WHAT TO PRODUCE
Spot each line in the records below where the word "William" occurs, then copy it.

DATA FOR PROCESSING
———

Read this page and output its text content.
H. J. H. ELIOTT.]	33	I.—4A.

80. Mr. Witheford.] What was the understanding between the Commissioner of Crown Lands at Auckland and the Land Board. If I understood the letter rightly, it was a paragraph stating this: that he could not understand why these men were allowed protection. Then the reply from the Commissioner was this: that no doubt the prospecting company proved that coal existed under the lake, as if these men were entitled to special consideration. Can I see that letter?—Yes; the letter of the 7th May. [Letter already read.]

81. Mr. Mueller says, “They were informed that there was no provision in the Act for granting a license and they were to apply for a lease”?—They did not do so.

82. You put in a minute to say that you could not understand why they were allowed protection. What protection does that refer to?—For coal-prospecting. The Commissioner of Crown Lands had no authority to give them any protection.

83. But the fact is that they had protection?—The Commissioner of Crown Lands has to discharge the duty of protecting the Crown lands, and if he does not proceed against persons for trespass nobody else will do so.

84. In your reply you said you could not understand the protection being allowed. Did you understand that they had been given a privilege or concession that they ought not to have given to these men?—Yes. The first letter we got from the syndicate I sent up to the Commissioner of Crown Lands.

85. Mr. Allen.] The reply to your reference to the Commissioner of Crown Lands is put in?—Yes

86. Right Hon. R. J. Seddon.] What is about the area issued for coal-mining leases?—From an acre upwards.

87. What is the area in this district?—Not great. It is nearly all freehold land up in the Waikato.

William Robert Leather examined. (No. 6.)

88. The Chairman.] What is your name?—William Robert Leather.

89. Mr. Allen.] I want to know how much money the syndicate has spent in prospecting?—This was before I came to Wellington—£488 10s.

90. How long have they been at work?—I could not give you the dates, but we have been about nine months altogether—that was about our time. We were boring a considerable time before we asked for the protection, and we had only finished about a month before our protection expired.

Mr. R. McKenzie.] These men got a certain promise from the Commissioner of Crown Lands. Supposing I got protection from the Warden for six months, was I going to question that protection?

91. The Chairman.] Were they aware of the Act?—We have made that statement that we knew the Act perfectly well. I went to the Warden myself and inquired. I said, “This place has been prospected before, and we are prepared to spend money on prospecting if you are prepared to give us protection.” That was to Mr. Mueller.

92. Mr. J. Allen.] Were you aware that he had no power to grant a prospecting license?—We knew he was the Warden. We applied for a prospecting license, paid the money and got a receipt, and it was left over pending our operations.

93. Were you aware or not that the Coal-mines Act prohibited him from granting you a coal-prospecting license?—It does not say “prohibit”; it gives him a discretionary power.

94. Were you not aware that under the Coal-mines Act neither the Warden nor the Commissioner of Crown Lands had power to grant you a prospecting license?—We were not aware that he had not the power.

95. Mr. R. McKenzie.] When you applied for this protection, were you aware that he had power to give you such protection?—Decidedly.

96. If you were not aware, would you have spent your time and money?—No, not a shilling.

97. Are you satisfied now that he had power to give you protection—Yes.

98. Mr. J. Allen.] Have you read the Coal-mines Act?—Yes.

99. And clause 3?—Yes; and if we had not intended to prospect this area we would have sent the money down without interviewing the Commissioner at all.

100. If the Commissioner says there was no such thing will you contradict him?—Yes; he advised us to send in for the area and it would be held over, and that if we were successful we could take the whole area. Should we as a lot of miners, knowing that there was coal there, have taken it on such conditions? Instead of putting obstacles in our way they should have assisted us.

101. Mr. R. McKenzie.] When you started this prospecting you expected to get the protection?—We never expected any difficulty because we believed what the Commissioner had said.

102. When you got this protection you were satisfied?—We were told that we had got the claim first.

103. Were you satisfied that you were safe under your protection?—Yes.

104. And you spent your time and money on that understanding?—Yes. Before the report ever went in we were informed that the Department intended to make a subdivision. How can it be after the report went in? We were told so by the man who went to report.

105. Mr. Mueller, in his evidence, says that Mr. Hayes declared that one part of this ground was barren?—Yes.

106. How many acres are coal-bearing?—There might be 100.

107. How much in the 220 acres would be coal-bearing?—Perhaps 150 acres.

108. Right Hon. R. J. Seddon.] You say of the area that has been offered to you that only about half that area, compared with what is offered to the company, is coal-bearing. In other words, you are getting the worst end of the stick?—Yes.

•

———

REPLY
William Robert Leather examined. (No. 6.)
88. The Chairman.] What is your name?—William Robert Leather.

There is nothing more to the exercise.